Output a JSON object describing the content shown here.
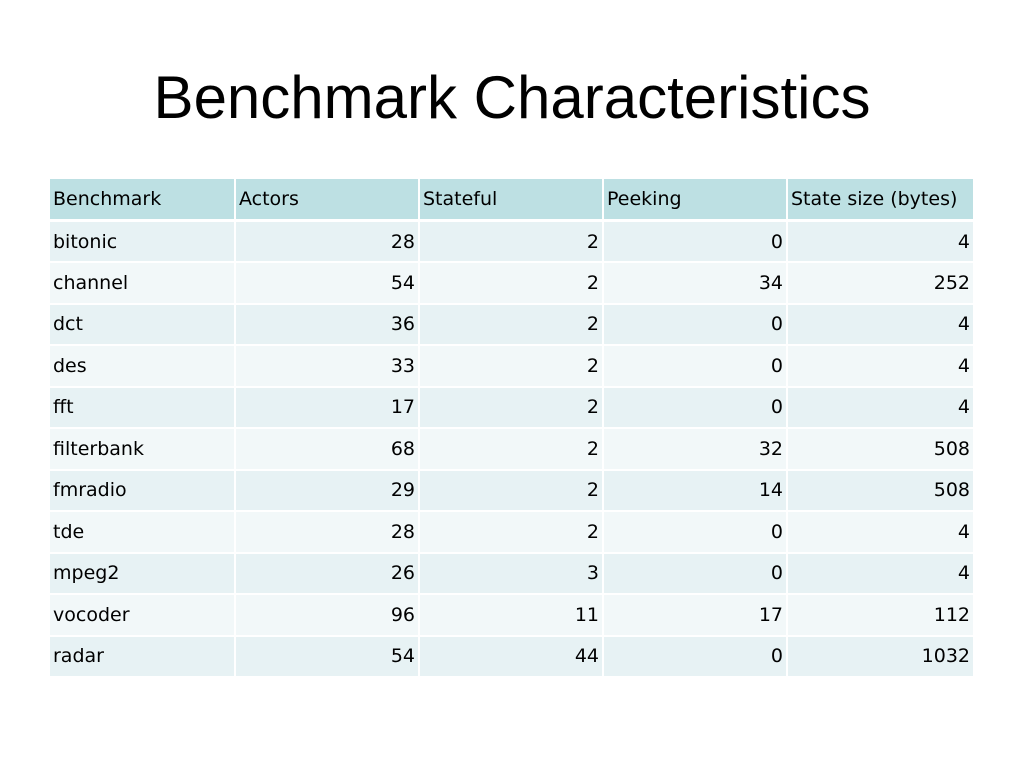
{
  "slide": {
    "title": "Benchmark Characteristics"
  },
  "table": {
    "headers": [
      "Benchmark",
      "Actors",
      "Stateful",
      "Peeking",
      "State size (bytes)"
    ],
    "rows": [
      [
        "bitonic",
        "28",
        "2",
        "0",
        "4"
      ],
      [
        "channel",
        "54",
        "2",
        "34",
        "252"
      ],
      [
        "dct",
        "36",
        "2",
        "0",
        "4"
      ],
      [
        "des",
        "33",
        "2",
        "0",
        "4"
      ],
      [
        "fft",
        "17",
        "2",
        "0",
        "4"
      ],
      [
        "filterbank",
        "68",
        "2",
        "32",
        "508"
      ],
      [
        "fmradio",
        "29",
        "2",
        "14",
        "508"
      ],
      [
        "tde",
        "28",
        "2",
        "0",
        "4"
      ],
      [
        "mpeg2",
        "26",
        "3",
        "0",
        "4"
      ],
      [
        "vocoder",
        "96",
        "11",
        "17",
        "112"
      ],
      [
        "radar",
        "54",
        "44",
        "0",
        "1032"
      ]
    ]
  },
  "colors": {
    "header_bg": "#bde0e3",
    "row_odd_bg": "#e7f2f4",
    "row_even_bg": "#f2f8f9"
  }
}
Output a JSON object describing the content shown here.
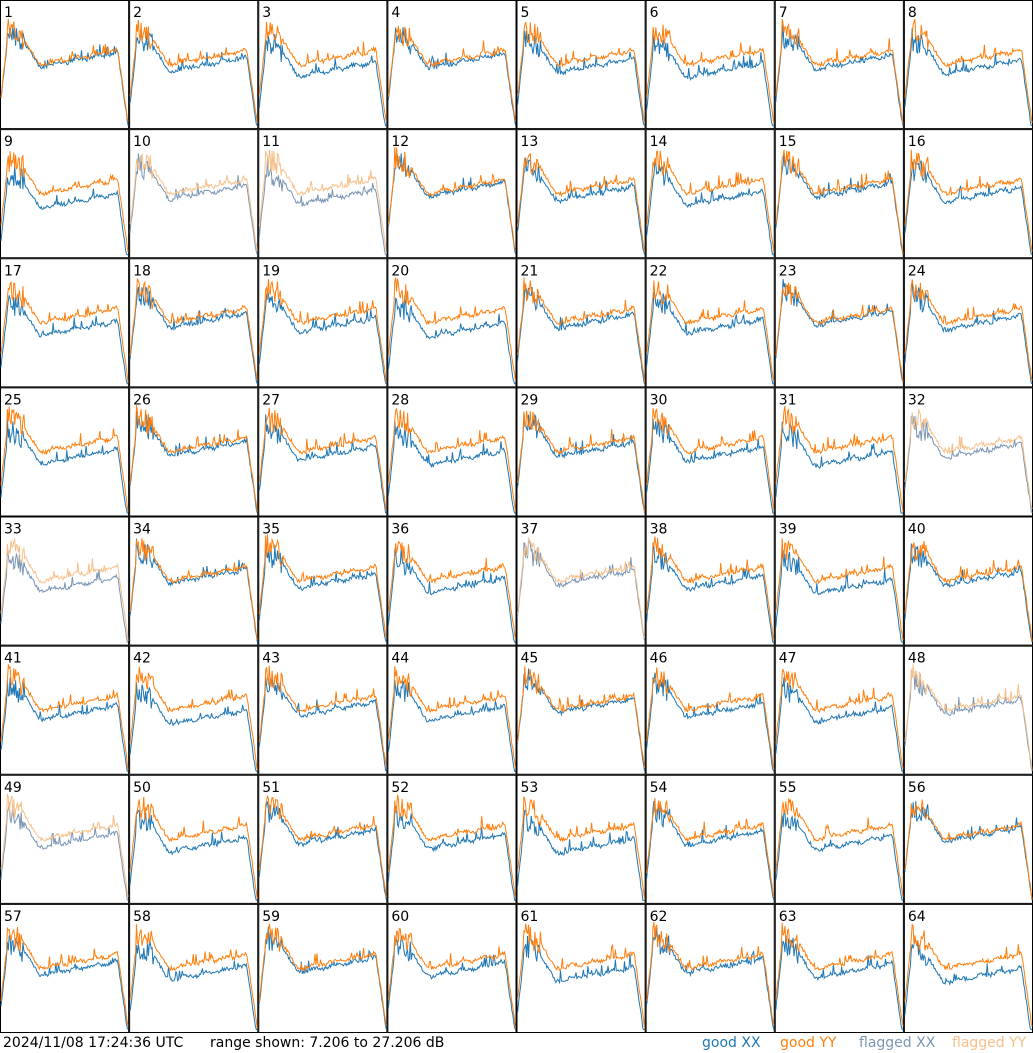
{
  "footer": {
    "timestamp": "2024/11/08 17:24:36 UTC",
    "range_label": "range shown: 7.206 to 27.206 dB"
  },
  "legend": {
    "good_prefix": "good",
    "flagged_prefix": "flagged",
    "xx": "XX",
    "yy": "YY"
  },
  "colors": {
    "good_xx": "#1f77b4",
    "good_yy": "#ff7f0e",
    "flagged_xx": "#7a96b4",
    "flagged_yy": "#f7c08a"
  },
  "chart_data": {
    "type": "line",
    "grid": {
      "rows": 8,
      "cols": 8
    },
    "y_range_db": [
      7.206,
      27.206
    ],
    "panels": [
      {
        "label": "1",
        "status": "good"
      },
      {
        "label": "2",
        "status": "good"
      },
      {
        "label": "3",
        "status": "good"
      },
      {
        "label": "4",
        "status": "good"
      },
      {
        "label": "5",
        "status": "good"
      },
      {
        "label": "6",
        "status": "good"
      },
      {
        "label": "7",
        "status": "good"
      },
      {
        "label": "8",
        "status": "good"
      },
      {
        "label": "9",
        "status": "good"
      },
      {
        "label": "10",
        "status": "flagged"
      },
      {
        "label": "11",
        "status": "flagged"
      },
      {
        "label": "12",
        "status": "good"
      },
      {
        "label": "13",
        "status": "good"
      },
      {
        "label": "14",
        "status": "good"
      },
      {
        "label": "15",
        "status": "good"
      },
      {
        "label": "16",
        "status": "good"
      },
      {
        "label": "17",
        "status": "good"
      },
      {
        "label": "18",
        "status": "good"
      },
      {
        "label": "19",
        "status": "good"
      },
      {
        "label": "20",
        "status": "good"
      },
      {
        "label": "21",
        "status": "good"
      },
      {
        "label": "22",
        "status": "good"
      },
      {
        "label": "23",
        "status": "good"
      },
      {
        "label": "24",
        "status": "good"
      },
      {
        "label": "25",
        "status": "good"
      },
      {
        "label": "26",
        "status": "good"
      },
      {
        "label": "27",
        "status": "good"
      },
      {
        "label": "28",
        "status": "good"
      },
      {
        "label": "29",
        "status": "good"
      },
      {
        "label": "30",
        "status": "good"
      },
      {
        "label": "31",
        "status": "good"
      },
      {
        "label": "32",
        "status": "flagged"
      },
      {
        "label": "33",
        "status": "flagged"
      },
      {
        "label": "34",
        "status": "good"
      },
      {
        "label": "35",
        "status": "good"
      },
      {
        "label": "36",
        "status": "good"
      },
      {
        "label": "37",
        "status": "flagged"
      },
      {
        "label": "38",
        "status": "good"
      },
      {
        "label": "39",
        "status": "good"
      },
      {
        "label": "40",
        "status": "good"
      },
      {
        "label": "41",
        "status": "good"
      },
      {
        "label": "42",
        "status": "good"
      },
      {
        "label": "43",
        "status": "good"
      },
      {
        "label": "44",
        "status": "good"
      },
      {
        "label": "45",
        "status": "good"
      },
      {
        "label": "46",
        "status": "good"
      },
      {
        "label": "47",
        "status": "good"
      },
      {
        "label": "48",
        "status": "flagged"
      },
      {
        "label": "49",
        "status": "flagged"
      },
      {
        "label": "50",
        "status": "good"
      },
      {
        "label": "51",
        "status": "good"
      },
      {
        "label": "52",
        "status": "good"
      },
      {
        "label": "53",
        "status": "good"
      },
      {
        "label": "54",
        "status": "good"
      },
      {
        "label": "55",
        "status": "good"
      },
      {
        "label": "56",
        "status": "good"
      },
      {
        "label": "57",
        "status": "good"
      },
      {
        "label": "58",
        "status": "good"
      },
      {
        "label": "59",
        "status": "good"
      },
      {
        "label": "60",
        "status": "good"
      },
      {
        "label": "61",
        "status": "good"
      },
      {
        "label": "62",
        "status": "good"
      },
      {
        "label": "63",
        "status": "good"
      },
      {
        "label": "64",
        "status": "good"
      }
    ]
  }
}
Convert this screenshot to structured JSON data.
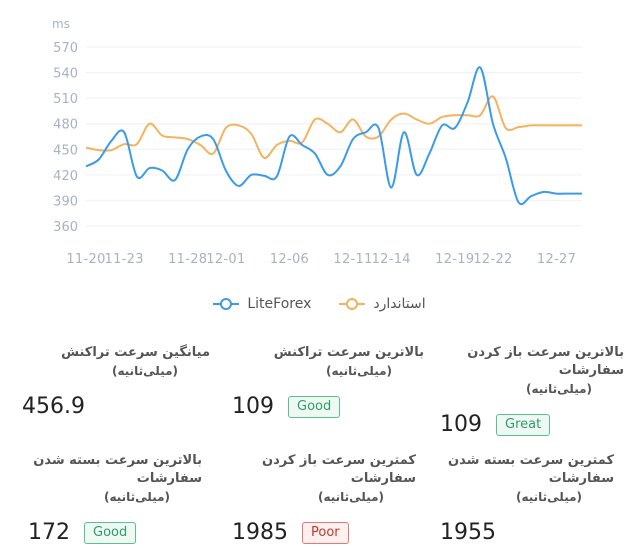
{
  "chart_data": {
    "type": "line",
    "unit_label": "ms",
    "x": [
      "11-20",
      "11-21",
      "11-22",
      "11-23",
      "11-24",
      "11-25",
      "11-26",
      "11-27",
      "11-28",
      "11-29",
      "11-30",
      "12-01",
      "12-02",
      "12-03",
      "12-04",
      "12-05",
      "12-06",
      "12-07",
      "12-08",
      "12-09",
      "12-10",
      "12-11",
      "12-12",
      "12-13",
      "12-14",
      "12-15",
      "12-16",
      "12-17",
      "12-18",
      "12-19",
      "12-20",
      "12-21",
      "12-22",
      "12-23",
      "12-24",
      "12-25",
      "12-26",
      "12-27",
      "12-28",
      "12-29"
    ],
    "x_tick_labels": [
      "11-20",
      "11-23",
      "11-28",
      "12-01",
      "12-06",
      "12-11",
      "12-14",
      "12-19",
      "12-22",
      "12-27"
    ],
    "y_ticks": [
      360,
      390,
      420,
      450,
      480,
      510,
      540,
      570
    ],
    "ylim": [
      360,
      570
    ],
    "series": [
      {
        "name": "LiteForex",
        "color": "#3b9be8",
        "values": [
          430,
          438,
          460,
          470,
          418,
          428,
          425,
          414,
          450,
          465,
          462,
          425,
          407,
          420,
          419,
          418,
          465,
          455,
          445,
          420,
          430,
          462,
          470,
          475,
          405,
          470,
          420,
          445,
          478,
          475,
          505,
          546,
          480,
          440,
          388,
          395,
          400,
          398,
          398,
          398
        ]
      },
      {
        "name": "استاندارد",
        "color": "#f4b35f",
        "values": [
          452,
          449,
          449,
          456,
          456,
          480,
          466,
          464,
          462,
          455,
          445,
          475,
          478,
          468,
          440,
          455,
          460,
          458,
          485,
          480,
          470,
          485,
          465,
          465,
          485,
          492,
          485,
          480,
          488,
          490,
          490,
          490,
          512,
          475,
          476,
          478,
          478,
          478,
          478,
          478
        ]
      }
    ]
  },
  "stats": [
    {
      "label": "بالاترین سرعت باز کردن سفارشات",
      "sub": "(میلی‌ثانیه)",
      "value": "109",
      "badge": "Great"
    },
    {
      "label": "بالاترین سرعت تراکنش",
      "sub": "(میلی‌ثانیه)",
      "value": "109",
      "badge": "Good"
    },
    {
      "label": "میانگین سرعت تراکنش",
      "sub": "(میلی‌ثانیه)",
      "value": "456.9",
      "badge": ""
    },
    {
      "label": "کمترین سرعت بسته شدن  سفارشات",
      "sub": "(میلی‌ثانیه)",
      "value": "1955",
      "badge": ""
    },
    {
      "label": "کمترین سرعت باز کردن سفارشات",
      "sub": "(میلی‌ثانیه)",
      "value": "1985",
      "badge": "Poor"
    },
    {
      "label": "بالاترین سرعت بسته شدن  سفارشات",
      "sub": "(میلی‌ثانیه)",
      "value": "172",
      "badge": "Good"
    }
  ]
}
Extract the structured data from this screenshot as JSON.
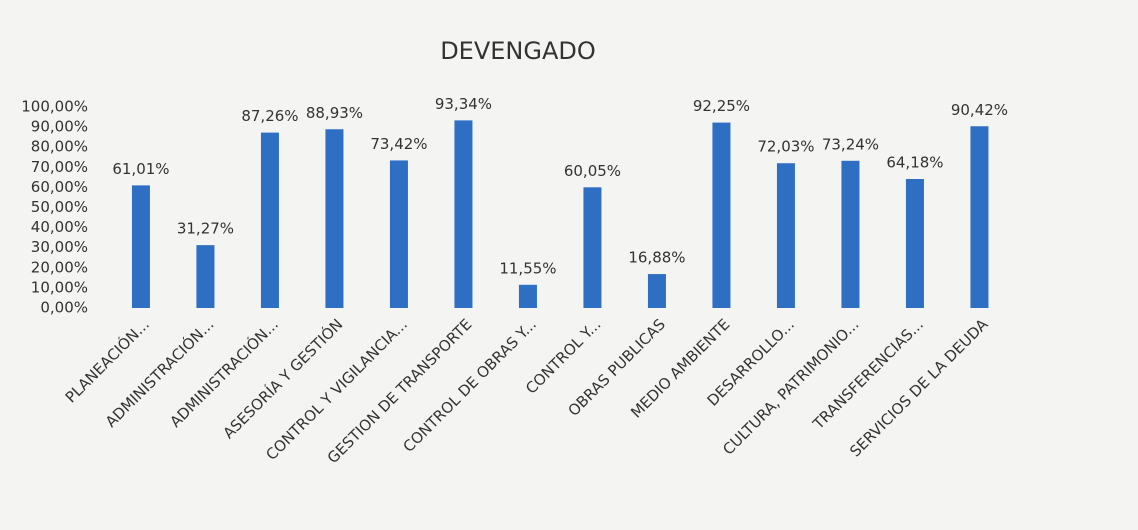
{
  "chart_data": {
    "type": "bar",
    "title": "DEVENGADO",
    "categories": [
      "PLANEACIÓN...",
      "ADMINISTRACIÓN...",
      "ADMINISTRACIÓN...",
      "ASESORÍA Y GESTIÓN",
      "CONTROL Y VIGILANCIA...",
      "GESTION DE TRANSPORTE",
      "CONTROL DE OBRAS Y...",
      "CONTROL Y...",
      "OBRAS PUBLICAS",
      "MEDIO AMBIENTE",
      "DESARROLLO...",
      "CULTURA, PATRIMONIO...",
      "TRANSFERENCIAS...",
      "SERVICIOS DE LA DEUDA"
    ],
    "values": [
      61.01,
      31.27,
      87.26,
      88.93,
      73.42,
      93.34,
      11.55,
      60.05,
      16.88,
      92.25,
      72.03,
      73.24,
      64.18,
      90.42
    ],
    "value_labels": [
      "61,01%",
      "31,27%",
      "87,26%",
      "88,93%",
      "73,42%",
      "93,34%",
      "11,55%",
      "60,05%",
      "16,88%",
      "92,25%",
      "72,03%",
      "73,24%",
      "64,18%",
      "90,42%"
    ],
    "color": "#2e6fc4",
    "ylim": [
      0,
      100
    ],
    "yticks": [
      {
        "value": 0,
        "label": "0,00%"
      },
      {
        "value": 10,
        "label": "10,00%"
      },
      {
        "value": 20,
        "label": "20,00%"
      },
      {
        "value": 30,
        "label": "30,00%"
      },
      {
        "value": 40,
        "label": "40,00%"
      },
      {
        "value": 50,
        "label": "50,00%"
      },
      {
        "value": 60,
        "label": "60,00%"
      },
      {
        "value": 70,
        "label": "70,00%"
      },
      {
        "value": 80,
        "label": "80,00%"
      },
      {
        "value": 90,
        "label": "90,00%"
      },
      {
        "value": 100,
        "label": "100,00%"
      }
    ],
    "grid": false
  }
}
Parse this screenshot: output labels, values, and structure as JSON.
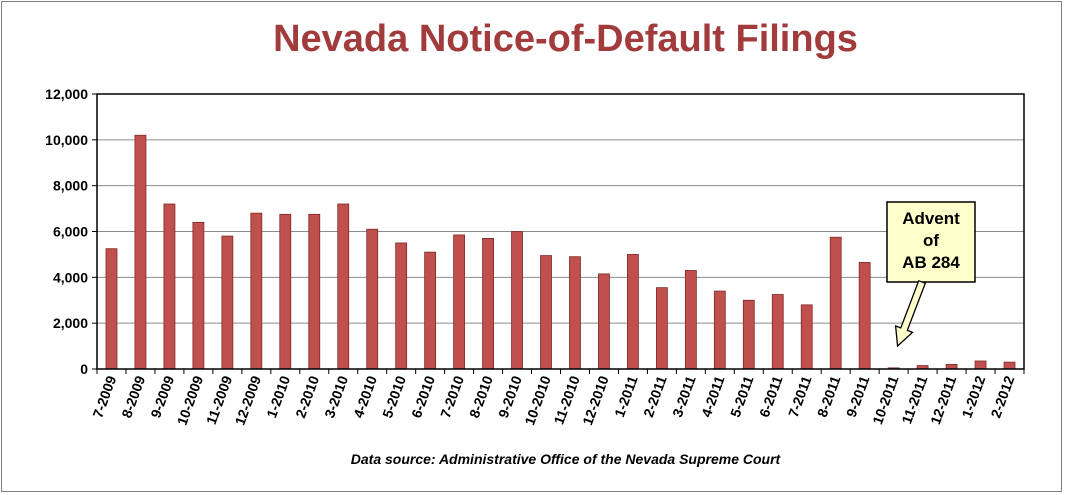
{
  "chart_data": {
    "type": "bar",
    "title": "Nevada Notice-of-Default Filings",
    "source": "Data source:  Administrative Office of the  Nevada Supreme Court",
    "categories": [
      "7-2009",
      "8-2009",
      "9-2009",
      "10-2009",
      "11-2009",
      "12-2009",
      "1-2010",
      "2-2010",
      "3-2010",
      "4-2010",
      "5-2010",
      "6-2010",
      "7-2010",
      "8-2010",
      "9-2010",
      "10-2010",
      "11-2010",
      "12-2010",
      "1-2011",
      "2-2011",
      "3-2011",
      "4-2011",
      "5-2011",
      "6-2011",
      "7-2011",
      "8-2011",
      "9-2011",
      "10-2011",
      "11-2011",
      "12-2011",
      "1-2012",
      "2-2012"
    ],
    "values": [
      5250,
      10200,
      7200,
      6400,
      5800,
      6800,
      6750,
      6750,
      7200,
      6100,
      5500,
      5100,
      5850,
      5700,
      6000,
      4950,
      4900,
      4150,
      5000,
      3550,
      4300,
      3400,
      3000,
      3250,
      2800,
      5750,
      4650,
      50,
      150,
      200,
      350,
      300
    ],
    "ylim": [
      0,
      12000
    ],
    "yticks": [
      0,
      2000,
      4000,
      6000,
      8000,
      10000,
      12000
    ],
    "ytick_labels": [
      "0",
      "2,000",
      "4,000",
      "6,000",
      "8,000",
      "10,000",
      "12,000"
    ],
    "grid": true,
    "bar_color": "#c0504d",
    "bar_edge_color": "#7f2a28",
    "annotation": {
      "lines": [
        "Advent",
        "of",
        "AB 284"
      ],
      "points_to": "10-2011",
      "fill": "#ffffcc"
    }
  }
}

_Directive_: Copy all lines from the material that include "title".

_Complete response_:
    "title": "Benchmark Characteristics"
    "title": "DEVENGADO",
    "title": "Nevada Notice-of-Default Filings",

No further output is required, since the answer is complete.